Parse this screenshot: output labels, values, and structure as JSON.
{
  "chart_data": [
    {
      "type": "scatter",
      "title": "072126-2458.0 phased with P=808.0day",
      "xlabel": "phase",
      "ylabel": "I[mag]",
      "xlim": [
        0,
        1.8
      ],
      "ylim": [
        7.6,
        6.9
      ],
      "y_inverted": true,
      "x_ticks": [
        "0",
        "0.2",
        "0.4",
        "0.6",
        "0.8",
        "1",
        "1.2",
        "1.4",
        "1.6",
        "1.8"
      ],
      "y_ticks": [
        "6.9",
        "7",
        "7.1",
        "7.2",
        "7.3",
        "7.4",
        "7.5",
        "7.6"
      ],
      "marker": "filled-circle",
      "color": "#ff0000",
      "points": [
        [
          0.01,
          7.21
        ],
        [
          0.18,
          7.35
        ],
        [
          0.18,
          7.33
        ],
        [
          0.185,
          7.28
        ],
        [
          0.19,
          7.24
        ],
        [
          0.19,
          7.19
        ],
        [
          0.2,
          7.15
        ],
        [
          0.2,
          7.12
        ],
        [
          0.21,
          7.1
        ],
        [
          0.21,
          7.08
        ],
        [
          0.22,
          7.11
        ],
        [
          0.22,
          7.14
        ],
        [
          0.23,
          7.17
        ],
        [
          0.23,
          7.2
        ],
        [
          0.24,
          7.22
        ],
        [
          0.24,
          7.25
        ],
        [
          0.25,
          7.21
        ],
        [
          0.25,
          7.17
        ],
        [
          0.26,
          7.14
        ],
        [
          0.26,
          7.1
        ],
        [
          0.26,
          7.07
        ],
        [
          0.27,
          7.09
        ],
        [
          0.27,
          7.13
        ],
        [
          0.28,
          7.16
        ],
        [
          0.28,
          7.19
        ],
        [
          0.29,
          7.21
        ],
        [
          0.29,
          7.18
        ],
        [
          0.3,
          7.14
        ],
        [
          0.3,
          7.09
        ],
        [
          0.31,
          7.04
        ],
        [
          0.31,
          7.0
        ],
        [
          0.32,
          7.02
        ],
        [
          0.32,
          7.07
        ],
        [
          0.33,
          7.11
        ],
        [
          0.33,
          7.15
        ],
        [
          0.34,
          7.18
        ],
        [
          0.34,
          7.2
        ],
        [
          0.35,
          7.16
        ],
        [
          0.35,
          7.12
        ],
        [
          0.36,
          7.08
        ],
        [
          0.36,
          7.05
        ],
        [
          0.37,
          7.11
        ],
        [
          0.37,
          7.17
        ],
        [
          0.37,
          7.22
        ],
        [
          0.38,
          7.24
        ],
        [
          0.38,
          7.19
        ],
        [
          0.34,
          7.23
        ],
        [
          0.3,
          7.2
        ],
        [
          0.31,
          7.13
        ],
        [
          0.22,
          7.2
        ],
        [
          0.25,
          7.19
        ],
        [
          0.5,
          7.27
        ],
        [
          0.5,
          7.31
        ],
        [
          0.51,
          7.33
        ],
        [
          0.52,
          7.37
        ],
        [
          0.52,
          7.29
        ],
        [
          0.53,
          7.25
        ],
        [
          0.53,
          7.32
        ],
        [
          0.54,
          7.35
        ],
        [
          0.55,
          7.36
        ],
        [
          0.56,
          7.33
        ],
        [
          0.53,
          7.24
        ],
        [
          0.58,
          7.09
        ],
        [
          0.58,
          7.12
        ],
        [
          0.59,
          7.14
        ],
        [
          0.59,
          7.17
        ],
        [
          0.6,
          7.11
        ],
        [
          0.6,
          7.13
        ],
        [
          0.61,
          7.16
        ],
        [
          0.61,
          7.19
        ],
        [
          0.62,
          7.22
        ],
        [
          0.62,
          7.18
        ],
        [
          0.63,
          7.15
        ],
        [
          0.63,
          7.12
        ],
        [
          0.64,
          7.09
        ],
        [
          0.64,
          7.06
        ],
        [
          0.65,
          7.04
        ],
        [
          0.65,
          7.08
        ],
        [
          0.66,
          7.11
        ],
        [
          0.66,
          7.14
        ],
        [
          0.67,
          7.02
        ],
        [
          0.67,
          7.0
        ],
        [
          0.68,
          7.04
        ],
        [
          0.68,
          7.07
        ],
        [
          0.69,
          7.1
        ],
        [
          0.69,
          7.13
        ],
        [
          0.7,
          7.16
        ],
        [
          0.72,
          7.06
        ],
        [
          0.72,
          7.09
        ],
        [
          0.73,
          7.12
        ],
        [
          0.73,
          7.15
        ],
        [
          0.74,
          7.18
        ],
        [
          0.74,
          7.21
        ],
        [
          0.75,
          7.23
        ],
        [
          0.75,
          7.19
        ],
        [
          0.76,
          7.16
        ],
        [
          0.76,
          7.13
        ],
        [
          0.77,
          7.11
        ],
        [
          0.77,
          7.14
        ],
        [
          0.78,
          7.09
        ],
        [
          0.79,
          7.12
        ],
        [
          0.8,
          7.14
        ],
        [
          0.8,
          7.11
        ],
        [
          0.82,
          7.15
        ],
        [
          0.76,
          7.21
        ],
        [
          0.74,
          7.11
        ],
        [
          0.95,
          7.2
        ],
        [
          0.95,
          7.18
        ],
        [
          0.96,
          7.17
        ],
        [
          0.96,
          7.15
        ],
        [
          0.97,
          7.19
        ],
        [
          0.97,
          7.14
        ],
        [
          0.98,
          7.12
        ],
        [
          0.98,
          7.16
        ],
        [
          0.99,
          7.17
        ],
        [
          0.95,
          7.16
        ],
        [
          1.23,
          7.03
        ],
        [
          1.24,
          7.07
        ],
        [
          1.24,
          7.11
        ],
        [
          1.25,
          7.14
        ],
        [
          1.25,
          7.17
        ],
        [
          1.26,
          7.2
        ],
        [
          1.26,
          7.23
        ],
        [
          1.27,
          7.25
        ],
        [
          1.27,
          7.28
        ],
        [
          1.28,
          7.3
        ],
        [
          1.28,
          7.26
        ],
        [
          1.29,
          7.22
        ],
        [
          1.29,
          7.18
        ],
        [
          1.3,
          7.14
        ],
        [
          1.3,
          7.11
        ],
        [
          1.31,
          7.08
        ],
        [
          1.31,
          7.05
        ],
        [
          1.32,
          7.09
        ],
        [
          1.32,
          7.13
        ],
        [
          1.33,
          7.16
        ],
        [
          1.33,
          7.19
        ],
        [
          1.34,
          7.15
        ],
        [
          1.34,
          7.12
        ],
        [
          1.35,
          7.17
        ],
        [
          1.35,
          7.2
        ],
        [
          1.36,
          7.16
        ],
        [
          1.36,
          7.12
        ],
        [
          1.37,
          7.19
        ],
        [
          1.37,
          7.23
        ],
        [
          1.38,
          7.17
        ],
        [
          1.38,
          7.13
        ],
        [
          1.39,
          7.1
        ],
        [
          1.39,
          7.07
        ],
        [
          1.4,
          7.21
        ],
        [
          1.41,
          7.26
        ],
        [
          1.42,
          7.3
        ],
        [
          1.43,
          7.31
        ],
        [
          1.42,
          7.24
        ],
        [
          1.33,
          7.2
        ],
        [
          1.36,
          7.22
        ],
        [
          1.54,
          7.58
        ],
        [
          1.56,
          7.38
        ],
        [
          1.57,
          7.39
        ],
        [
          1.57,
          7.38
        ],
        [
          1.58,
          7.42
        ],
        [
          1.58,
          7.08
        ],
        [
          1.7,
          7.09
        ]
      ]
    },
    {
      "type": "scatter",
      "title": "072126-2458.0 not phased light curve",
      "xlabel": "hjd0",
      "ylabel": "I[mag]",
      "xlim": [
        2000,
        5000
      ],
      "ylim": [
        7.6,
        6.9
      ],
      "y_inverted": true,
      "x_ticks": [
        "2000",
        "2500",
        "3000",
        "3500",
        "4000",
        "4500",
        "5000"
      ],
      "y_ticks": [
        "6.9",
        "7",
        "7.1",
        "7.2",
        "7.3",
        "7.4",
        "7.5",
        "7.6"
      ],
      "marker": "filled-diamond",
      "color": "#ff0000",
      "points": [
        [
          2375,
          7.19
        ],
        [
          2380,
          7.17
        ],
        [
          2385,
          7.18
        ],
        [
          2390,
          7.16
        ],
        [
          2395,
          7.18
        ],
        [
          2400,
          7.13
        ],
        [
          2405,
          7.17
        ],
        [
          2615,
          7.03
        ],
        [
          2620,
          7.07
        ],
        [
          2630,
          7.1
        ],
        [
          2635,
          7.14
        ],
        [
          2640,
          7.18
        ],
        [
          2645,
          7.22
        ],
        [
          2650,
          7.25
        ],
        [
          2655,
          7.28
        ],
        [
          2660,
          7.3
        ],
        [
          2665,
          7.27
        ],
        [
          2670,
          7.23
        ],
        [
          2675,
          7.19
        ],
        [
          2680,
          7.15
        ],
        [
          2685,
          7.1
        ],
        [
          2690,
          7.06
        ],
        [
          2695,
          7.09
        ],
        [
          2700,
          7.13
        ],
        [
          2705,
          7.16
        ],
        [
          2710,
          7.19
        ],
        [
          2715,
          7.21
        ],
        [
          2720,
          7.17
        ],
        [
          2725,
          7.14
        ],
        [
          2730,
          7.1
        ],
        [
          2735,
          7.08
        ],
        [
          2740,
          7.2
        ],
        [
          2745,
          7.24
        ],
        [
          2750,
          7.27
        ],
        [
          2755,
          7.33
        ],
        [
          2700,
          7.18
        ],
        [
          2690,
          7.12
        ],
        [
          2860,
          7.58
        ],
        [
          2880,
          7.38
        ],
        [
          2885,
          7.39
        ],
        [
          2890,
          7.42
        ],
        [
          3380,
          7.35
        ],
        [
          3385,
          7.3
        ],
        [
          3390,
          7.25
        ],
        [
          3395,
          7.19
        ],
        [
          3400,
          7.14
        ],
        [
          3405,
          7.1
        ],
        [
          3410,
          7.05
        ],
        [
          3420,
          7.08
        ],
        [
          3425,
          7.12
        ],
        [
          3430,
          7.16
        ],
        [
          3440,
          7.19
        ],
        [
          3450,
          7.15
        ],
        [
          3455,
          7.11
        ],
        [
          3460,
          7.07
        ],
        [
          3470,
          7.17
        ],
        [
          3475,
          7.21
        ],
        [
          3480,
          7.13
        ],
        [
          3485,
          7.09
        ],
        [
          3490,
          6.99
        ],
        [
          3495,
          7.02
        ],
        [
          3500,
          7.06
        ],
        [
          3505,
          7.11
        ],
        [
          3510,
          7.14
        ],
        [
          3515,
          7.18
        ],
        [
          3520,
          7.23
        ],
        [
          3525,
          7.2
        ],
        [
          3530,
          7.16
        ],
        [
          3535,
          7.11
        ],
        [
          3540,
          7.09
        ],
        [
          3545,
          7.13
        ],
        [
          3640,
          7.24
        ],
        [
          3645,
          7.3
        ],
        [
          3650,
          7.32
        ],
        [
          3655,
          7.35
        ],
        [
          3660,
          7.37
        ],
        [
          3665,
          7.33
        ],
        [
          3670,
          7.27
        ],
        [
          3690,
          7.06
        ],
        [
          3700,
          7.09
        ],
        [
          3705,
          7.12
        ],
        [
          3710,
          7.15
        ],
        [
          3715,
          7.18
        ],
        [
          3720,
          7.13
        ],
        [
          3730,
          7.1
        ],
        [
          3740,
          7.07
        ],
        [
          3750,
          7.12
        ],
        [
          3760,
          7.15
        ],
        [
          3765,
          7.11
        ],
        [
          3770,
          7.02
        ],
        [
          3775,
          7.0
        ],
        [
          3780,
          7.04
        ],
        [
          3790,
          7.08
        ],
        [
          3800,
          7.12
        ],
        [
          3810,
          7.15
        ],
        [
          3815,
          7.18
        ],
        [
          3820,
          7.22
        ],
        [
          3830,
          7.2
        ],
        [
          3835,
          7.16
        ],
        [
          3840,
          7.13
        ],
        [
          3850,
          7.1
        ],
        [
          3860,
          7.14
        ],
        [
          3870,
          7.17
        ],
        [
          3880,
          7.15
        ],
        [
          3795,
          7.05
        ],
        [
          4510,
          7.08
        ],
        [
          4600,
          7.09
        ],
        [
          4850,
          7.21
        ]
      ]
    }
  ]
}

====================

## What you have to do
From the listing, copy every line where the string "marker" appears.

## Output for this exercise
      "marker": "filled-circle",
      "marker": "filled-diamond",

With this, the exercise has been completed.